**Action item A**:
Answer each question from the Sissi film text, one answer per line, marked (i), (ii), (iii).
(i) Which film festival was the film entered into?
(ii) Why did the director's planned fourth film not happen?
(iii) What illness is Sissi diagnosed with?
**Action item B**:
Return the passage of the Sissi film text word for word, starting at "In poor health, deprived" and ending at "of the trilogy.".

**Study text**:
>>>>>

Sissi – Fateful Years of an Empress () is a 1957 Austrian film directed by Ernst Marischka and starring Romy Schneider, Karlheinz Böhm, Magda Schneider, Gustav Knuth and Josef Meinrad, costumes by  (Gerda Gottschlich). It was entered into the 1958 Cannes Film Festival.

It is the last film in the Sissi trilogy, following Sissi (1955) and Sissi – The Young Empress (1956). The director Ernst Marischka planned a fourth film, but Schneider refused to play Sissi any longer. She appeared 15 years later again as Empress Elisabeth in Luchino Visconti's 1972 film Ludwig.

Plot
Empress Elisabeth of Austria, nicknamed Sissi, enjoys travelling in Hungary. She welcomes the politically valuable friendship of Count Andrássy, but when he confesses he is in love with her, she returns to Vienna lest the relationship become too intimate. Her time in Hungary is only a temporary relief from the frustrations of court life in Vienna, where dutiful Franz Josef remains at his desk and allows his strict, domineering mother Sophie to interfere in the raising of his daughter with Sissi, Sophie. Sissi decides to return and meets Franz underway who was coming to Hungary to bring her back to Vienna. They decide to take a vacation in Bad Ischl but Sissi falls ill and is diagnosed with possibly fatal tuberculosis. On doctors' orders Franz Josef must allow his mother to remove his daughter from Sissi's keeping.

In poor health, deprived of the company of husband and child, Sissi is in danger of losing the will to live as she travels to healthier climates on Madeira and Corfu. Desperately needed psychosomatic therapy appears in the form of her indestructibly positive mother Ludovika, who lovingly nurses Sissi's illness and restores her zest for life by taking her on idyllic walks. Once again Oberst Böckl, the clumsy body-guard whose doting admiration for the empress borders on the improper, provides a comical note, as he does in each part of the trilogy.

<<<<<

**Data for review**:
>>>>>

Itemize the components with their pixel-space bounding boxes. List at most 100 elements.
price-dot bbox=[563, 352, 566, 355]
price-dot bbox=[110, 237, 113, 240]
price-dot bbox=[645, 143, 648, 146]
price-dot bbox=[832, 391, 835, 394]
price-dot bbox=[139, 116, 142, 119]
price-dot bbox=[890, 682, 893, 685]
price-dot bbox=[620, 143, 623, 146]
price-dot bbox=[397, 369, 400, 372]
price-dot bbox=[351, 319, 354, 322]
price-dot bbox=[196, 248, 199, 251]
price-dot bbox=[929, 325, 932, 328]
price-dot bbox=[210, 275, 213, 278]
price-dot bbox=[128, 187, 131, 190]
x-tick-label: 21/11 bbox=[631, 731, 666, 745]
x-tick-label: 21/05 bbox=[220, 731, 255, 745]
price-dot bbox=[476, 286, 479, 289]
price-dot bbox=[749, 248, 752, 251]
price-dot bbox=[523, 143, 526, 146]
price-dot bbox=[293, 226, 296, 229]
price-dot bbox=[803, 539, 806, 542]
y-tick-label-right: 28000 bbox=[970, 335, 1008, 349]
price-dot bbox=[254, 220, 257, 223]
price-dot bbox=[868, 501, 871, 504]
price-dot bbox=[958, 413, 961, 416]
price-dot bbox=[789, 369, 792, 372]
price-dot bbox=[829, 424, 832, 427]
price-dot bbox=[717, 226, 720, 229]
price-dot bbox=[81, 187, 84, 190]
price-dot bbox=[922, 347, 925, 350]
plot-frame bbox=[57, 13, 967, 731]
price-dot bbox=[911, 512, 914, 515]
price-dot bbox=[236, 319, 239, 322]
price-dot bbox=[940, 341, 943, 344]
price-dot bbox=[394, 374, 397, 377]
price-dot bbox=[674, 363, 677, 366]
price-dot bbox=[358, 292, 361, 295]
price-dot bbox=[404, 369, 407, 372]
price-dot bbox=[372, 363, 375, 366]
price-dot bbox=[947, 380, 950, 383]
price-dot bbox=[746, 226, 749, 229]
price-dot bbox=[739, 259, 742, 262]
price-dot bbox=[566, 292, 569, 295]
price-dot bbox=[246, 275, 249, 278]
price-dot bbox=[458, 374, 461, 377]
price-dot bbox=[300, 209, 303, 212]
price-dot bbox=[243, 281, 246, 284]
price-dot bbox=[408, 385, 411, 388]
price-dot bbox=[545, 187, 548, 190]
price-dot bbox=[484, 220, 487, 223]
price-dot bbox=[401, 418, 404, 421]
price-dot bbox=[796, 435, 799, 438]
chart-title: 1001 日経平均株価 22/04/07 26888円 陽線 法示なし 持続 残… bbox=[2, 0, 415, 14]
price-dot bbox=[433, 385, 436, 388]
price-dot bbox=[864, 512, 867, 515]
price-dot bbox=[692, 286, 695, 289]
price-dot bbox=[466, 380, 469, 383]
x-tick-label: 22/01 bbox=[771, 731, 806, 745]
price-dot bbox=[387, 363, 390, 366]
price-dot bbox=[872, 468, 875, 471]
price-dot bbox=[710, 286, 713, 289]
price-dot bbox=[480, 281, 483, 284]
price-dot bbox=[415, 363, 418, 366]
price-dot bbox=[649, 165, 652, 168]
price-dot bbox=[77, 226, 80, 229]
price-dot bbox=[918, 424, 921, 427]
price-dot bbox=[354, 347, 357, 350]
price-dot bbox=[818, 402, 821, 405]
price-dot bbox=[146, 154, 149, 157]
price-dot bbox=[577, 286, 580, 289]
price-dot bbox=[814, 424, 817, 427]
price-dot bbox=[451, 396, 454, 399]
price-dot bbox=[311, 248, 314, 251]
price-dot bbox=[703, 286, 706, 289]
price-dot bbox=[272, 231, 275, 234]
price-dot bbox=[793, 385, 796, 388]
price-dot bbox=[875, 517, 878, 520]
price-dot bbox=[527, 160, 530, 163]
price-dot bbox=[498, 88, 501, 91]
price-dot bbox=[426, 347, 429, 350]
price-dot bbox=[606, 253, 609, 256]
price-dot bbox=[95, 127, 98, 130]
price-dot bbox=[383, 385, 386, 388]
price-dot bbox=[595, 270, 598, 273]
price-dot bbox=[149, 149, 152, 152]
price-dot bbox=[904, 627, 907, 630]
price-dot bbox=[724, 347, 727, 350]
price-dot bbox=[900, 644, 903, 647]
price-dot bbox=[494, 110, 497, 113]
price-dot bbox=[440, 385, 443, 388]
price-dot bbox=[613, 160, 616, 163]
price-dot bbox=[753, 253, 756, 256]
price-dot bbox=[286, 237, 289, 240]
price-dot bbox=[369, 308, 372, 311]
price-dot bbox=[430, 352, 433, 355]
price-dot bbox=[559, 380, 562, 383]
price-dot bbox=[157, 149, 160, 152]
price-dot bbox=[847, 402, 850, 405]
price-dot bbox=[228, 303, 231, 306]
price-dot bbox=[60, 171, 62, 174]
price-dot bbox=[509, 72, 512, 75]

<<<<<

**Response A**:
(i) The 1958 Cannes Film Festival.
(ii) Schneider refused to play Sissi any longer.
(iii) Possibly fatal tuberculosis.

**Response B**:
In poor health, deprived of the company of husband and child, Sissi is in danger of losing the will to live as she travels to healthier climates on Madeira and Corfu. Desperately needed psychosomatic therapy appears in the form of her indestructibly positive mother Ludovika, who lovingly nurses Sissi's illness and restores her zest for life by taking her on idyllic walks. Once again Oberst Böckl, the clumsy body-guard whose doting admiration for the empress borders on the improper, provides a comical note, as he does in each part of the trilogy.